**Items:**
══════════

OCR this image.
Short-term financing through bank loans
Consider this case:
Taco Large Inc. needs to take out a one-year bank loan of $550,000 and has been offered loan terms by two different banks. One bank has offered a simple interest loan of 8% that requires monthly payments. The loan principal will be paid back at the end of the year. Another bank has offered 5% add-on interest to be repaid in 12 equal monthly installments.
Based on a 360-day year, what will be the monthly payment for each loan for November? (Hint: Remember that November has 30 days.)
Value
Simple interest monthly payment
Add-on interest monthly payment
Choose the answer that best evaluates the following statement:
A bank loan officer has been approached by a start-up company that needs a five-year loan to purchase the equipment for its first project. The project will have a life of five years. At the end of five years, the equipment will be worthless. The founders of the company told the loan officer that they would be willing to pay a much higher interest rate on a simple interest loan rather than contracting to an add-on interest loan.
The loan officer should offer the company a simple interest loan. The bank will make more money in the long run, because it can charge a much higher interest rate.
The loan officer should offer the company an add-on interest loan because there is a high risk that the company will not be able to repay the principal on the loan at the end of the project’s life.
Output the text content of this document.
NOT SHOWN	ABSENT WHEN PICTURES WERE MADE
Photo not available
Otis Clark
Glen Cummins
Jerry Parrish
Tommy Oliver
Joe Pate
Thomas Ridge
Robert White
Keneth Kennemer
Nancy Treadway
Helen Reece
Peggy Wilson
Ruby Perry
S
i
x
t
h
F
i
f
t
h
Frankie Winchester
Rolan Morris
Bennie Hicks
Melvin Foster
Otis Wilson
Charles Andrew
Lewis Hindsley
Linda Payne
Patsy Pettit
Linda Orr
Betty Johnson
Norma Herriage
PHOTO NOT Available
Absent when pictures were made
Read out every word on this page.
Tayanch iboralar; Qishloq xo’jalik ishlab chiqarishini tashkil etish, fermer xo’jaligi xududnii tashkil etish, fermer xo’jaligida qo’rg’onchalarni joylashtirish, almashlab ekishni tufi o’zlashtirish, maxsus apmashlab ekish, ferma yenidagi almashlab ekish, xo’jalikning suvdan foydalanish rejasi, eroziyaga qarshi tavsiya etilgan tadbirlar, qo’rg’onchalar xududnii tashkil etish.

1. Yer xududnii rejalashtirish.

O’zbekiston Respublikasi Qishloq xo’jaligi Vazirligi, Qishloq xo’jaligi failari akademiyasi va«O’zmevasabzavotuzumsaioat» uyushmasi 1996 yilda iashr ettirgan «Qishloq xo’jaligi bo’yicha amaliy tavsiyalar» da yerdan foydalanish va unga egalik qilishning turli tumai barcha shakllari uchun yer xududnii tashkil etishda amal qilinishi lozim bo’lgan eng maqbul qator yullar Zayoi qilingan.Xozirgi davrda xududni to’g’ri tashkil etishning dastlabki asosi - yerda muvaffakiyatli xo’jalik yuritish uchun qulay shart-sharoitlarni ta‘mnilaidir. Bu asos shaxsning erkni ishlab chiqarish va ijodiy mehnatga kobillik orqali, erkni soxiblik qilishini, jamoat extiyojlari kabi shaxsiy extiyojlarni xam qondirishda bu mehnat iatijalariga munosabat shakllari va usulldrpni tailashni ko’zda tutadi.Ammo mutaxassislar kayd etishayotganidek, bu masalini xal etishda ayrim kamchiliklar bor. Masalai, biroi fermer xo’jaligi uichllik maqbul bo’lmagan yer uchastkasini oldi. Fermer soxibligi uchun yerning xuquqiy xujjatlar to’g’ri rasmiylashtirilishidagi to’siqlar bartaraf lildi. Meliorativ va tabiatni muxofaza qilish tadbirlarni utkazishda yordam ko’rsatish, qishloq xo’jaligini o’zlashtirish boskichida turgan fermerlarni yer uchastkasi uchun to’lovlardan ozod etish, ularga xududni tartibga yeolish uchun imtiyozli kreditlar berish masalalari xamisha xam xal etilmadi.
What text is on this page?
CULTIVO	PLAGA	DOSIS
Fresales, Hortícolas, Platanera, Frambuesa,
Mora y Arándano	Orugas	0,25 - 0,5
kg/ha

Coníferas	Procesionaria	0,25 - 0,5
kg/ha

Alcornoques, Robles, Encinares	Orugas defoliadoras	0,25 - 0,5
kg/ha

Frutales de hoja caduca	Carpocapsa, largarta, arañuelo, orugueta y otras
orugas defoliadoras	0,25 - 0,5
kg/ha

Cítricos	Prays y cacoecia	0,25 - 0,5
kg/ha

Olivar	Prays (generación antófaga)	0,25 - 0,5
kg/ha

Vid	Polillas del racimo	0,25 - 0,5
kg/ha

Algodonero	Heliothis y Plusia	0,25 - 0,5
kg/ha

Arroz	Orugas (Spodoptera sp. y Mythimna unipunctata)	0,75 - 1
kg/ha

══════════

**Task brief:**
Write the material out exactly, with nothing left out.

**Task result:**
OCR this image.
Short-term financing through bank loans
Consider this case:
Taco Large Inc. needs to take out a one-year bank loan of $550,000 and has been offered loan terms by two different banks. One bank has offered a simple interest loan of 8% that requires monthly payments. The loan principal will be paid back at the end of the year. Another bank has offered 5% add-on interest to be repaid in 12 equal monthly installments.
Based on a 360-day year, what will be the monthly payment for each loan for November? (Hint: Remember that November has 30 days.)
Value
Simple interest monthly payment
Add-on interest monthly payment
Choose the answer that best evaluates the following statement:
A bank loan officer has been approached by a start-up company that needs a five-year loan to purchase the equipment for its first project. The project will have a life of five years. At the end of five years, the equipment will be worthless. The founders of the company told the loan officer that they would be willing to pay a much higher interest rate on a simple interest loan rather than contracting to an add-on interest loan.
The loan officer should offer the company a simple interest loan. The bank will make more money in the long run, because it can charge a much higher interest rate.
The loan officer should offer the company an add-on interest loan because there is a high risk that the company will not be able to repay the principal on the loan at the end of the project’s life.
Output the text content of this document.
NOT SHOWN	ABSENT WHEN PICTURES WERE MADE
Photo not available
Otis Clark
Glen Cummins
Jerry Parrish
Tommy Oliver
Joe Pate
Thomas Ridge
Robert White
Keneth Kennemer
Nancy Treadway
Helen Reece
Peggy Wilson
Ruby Perry
S
i
x
t
h
F
i
f
t
h
Frankie Winchester
Rolan Morris
Bennie Hicks
Melvin Foster
Otis Wilson
Charles Andrew
Lewis Hindsley
Linda Payne
Patsy Pettit
Linda Orr
Betty Johnson
Norma Herriage
PHOTO NOT Available
Absent when pictures were made
Read out every word on this page.
Tayanch iboralar; Qishloq xo’jalik ishlab chiqarishini tashkil etish, fermer xo’jaligi xududnii tashkil etish, fermer xo’jaligida qo’rg’onchalarni joylashtirish, almashlab ekishni tufi o’zlashtirish, maxsus apmashlab ekish, ferma yenidagi almashlab ekish, xo’jalikning suvdan foydalanish rejasi, eroziyaga qarshi tavsiya etilgan tadbirlar, qo’rg’onchalar xududnii tashkil etish.

1. Yer xududnii rejalashtirish.

O’zbekiston Respublikasi Qishloq xo’jaligi Vazirligi, Qishloq xo’jaligi failari akademiyasi va«O’zmevasabzavotuzumsaioat» uyushmasi 1996 yilda iashr ettirgan «Qishloq xo’jaligi bo’yicha amaliy tavsiyalar» da yerdan foydalanish va unga egalik qilishning turli tumai barcha shakllari uchun yer xududnii tashkil etishda amal qilinishi lozim bo’lgan eng maqbul qator yullar Zayoi qilingan.Xozirgi davrda xududni to’g’ri tashkil etishning dastlabki asosi - yerda muvaffakiyatli xo’jalik yuritish uchun qulay shart-sharoitlarni ta‘mnilaidir. Bu asos shaxsning erkni ishlab chiqarish va ijodiy mehnatga kobillik orqali, erkni soxiblik qilishini, jamoat extiyojlari kabi shaxsiy extiyojlarni xam qondirishda bu mehnat iatijalariga munosabat shakllari va usulldrpni tailashni ko’zda tutadi.Ammo mutaxassislar kayd etishayotganidek, bu masalini xal etishda ayrim kamchiliklar bor. Masalai, biroi fermer xo’jaligi uichllik maqbul bo’lmagan yer uchastkasini oldi. Fermer soxibligi uchun yerning xuquqiy xujjatlar to’g’ri rasmiylashtirilishidagi to’siqlar bartaraf lildi. Meliorativ va tabiatni muxofaza qilish tadbirlarni utkazishda yordam ko’rsatish, qishloq xo’jaligini o’zlashtirish boskichida turgan fermerlarni yer uchastkasi uchun to’lovlardan ozod etish, ularga xududni tartibga yeolish uchun imtiyozli kreditlar berish masalalari xamisha xam xal etilmadi.
What text is on this page?
CULTIVO	PLAGA	DOSIS
Fresales, Hortícolas, Platanera, Frambuesa,
Mora y Arándano	Orugas	0,25 - 0,5
kg/ha

Coníferas	Procesionaria	0,25 - 0,5
kg/ha

Alcornoques, Robles, Encinares	Orugas defoliadoras	0,25 - 0,5
kg/ha

Frutales de hoja caduca	Carpocapsa, largarta, arañuelo, orugueta y otras
orugas defoliadoras	0,25 - 0,5
kg/ha

Cítricos	Prays y cacoecia	0,25 - 0,5
kg/ha

Olivar	Prays (generación antófaga)	0,25 - 0,5
kg/ha

Vid	Polillas del racimo	0,25 - 0,5
kg/ha

Algodonero	Heliothis y Plusia	0,25 - 0,5
kg/ha

Arroz	Orugas (Spodoptera sp. y Mythimna unipunctata)	0,75 - 1
kg/ha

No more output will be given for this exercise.